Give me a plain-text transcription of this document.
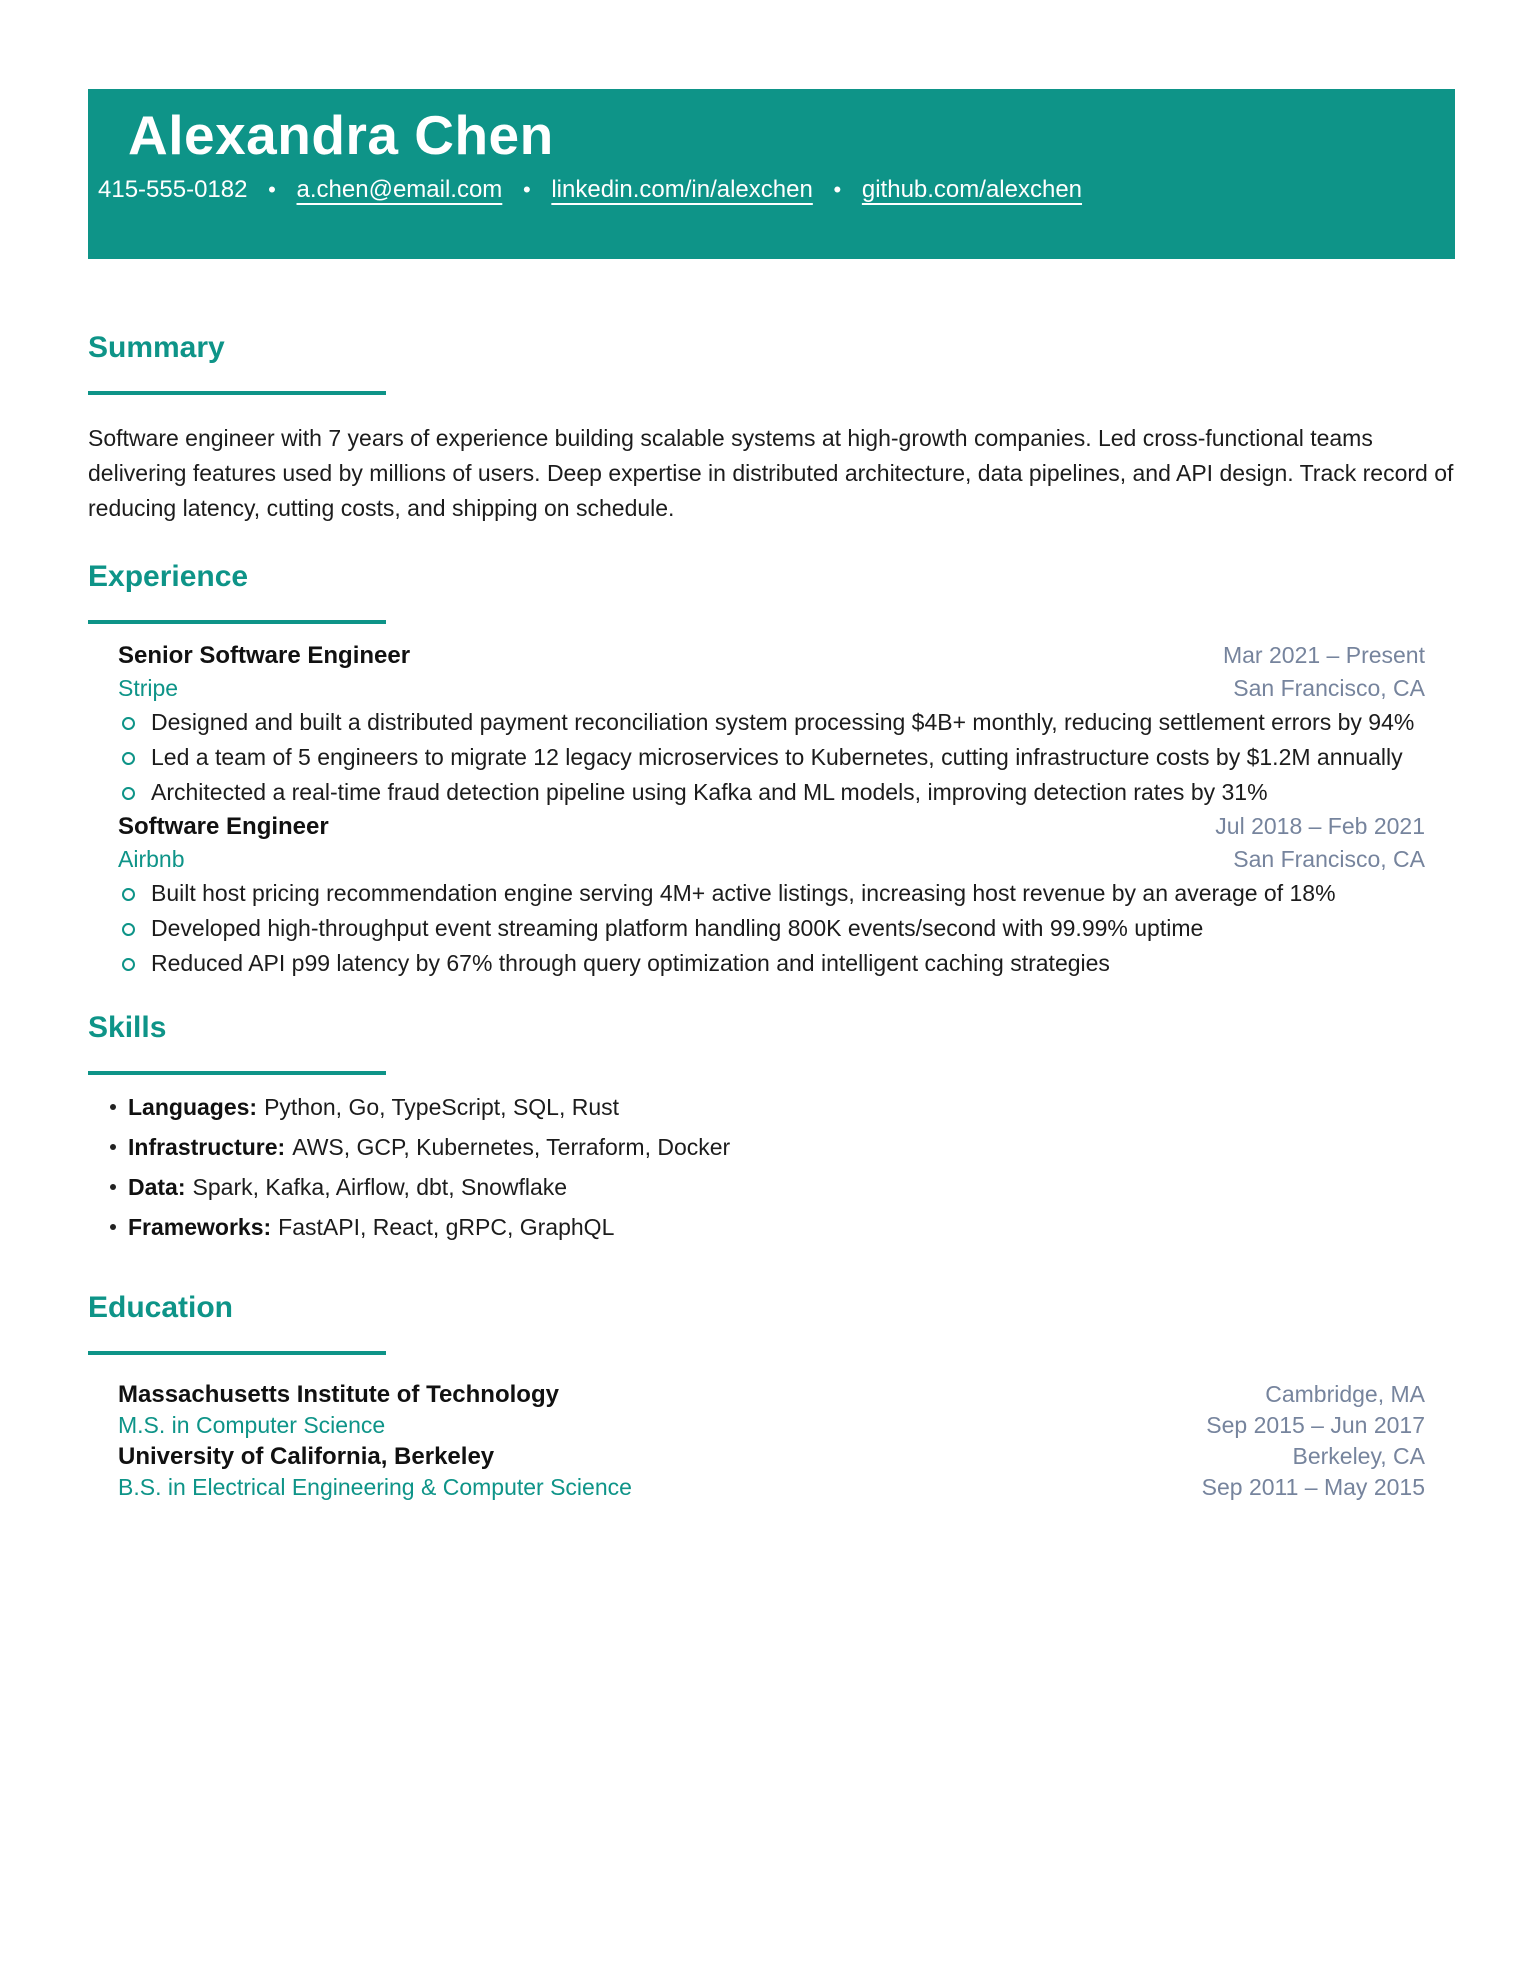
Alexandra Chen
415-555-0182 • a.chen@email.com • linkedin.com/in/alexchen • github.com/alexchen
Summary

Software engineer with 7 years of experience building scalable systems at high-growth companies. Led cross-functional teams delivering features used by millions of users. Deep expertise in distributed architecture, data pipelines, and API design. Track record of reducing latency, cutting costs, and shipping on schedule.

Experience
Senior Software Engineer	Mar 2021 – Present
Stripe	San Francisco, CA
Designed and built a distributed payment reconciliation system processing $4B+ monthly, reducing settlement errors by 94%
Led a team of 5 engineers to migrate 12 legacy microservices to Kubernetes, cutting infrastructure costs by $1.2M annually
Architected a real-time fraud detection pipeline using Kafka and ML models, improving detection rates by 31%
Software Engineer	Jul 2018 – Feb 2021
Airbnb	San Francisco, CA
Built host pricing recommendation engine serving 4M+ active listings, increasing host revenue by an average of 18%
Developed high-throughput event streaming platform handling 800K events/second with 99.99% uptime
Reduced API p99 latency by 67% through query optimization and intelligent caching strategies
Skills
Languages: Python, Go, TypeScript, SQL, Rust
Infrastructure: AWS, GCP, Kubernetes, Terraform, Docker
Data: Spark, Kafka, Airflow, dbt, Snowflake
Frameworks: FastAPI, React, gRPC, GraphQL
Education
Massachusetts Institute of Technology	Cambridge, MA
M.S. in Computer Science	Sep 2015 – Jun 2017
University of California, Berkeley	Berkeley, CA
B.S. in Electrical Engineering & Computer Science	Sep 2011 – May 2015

--------------------------------

__EXERCISE TASK__. Reproduce the entries above exactly. Do not include the images.

__EXPECTED OUTPUT__.
Give me a plain-text transcription of this document.
Alexandra Chen
415-555-0182 • a.chen@email.com • linkedin.com/in/alexchen • github.com/alexchen
Summary

Software engineer with 7 years of experience building scalable systems at high-growth companies. Led cross-functional teams delivering features used by millions of users. Deep expertise in distributed architecture, data pipelines, and API design. Track record of reducing latency, cutting costs, and shipping on schedule.

Experience
Senior Software Engineer	Mar 2021 – Present
Stripe	San Francisco, CA
Designed and built a distributed payment reconciliation system processing $4B+ monthly, reducing settlement errors by 94%
Led a team of 5 engineers to migrate 12 legacy microservices to Kubernetes, cutting infrastructure costs by $1.2M annually
Architected a real-time fraud detection pipeline using Kafka and ML models, improving detection rates by 31%
Software Engineer	Jul 2018 – Feb 2021
Airbnb	San Francisco, CA
Built host pricing recommendation engine serving 4M+ active listings, increasing host revenue by an average of 18%
Developed high-throughput event streaming platform handling 800K events/second with 99.99% uptime
Reduced API p99 latency by 67% through query optimization and intelligent caching strategies
Skills
Languages: Python, Go, TypeScript, SQL, Rust
Infrastructure: AWS, GCP, Kubernetes, Terraform, Docker
Data: Spark, Kafka, Airflow, dbt, Snowflake
Frameworks: FastAPI, React, gRPC, GraphQL
Education
Massachusetts Institute of Technology	Cambridge, MA
M.S. in Computer Science	Sep 2015 – Jun 2017
University of California, Berkeley	Berkeley, CA
B.S. in Electrical Engineering & Computer Science	Sep 2011 – May 2015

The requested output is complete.